**Problem requirements:**
Would it be possible to quote, exactly and in full, the lines from the one with "Transcribe the text in this document." through the end of the entries below?

**Records for processing:**
* * *
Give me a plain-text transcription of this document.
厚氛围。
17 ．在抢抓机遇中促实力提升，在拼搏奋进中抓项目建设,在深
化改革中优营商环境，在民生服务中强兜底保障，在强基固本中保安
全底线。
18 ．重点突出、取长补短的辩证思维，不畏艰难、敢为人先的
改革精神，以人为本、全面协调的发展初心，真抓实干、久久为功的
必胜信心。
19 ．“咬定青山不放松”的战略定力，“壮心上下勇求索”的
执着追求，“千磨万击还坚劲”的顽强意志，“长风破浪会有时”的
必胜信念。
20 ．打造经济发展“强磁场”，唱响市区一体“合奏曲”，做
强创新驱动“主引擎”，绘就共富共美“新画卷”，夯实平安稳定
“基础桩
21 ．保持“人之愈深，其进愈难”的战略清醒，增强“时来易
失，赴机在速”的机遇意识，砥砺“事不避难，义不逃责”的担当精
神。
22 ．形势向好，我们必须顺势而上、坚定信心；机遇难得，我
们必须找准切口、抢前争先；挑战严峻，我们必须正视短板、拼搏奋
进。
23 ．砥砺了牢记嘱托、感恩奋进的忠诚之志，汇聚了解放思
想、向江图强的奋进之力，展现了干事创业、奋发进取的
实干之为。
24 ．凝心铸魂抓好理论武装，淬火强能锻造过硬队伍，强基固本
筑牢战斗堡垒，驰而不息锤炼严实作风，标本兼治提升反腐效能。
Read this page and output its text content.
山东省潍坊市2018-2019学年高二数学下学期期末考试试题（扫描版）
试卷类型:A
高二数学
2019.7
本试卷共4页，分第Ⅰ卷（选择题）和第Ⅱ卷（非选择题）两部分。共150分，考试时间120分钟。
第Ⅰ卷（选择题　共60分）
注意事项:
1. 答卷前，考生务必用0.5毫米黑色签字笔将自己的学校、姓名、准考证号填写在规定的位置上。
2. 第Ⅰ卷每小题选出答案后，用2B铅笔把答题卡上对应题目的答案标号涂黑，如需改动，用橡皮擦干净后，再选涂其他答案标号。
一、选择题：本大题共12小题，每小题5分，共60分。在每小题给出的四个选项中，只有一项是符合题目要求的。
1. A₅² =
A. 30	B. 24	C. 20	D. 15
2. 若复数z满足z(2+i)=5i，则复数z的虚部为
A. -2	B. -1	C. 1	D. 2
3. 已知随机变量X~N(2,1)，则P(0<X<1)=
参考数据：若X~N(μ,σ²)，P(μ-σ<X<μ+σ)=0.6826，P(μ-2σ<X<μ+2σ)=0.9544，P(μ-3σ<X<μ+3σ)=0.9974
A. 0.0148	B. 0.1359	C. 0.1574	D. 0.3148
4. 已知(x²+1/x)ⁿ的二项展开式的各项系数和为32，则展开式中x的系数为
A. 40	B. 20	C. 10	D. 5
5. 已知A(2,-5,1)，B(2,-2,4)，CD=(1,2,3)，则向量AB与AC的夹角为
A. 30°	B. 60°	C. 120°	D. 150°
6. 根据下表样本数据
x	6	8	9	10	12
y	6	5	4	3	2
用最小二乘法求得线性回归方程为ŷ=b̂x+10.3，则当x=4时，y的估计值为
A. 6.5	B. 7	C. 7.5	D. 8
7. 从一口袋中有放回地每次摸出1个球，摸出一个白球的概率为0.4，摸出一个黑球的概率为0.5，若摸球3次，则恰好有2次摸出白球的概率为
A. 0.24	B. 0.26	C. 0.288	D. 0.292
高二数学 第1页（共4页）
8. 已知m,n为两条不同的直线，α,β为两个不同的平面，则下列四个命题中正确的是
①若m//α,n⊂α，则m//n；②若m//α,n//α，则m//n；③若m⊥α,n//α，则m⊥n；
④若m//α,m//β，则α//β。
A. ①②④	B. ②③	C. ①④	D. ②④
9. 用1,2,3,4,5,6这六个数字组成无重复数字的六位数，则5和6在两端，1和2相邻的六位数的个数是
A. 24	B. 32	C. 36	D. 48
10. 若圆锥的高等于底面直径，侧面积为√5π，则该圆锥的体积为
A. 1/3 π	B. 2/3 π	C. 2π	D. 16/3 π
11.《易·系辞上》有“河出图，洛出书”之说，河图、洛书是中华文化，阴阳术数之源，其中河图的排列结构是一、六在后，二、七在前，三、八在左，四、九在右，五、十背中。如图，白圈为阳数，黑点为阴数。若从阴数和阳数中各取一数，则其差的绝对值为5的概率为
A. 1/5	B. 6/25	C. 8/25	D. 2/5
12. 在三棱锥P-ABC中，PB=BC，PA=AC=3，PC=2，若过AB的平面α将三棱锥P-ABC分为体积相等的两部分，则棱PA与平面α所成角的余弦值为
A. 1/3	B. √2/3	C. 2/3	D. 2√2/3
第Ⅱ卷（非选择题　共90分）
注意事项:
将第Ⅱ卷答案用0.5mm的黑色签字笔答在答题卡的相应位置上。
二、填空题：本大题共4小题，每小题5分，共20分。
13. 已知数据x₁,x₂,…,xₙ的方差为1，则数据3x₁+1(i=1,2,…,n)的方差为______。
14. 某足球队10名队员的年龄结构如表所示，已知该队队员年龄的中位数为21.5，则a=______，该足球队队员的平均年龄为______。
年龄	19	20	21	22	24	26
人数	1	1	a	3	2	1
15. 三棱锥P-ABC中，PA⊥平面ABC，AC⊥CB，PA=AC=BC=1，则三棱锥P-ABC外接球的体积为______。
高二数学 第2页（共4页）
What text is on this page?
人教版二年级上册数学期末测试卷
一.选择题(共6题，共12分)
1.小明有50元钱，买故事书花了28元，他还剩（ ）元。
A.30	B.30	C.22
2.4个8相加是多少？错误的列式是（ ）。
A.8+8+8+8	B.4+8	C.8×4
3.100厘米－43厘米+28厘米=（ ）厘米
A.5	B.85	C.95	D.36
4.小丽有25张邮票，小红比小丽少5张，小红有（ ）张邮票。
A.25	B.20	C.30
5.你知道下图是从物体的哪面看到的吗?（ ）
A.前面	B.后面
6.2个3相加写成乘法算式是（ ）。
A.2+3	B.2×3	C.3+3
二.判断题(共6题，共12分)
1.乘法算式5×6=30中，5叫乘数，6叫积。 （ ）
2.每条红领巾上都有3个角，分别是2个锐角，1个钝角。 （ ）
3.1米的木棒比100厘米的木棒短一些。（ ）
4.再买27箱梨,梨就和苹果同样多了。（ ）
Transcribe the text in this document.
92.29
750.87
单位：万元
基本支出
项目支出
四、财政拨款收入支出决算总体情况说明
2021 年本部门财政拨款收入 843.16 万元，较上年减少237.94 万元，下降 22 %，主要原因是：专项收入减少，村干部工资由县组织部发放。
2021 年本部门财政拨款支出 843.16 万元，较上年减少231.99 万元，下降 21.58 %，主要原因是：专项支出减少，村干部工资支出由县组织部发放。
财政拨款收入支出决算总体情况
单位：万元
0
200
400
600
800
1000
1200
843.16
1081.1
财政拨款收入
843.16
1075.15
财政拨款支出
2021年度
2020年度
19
* * *
**Full solution:**
Transcribe the text in this document.
92.29
750.87
单位：万元
基本支出
项目支出
四、财政拨款收入支出决算总体情况说明
2021 年本部门财政拨款收入 843.16 万元，较上年减少237.94 万元，下降 22 %，主要原因是：专项收入减少，村干部工资由县组织部发放。
2021 年本部门财政拨款支出 843.16 万元，较上年减少231.99 万元，下降 21.58 %，主要原因是：专项支出减少，村干部工资支出由县组织部发放。
财政拨款收入支出决算总体情况
单位：万元
0
200
400
600
800
1000
1200
843.16
1081.1
财政拨款收入
843.16
1075.15
财政拨款支出
2021年度
2020年度
19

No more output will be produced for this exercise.